- **Request**
Gather up all lines that carry the word "まさに般若波羅蜜を習行すべし".
• • •
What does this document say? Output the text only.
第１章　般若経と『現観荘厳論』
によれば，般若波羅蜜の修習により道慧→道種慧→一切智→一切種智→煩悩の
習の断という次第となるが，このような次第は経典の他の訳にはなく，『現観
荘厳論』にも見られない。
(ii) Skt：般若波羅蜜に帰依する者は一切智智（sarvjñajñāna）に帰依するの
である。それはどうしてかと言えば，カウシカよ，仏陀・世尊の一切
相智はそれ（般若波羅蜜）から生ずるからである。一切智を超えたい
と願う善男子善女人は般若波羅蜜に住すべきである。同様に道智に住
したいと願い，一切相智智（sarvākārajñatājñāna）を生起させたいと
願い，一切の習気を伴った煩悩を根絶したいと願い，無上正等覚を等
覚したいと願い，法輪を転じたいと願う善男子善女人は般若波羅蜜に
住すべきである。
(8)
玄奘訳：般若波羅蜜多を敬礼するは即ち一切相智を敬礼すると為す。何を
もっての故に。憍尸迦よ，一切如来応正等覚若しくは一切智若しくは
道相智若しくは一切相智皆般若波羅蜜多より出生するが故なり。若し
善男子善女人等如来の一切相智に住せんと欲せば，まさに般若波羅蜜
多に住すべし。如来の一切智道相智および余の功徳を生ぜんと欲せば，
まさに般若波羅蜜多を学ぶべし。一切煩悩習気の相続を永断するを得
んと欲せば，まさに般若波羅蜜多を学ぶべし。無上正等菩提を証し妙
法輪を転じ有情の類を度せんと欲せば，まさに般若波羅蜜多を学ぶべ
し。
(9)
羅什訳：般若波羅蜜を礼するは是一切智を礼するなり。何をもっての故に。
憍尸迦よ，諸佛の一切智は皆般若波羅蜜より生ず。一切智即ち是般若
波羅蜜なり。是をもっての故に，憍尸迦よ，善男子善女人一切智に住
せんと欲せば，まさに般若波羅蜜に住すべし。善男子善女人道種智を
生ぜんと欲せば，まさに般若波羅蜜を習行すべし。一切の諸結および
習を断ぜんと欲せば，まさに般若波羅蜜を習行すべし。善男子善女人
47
• • •
- **Task output**
生ぜんと欲せば，まさに般若波羅蜜を習行すべし。一切の諸結および
習を断ぜんと欲せば，まさに般若波羅蜜を習行すべし。善男子善女人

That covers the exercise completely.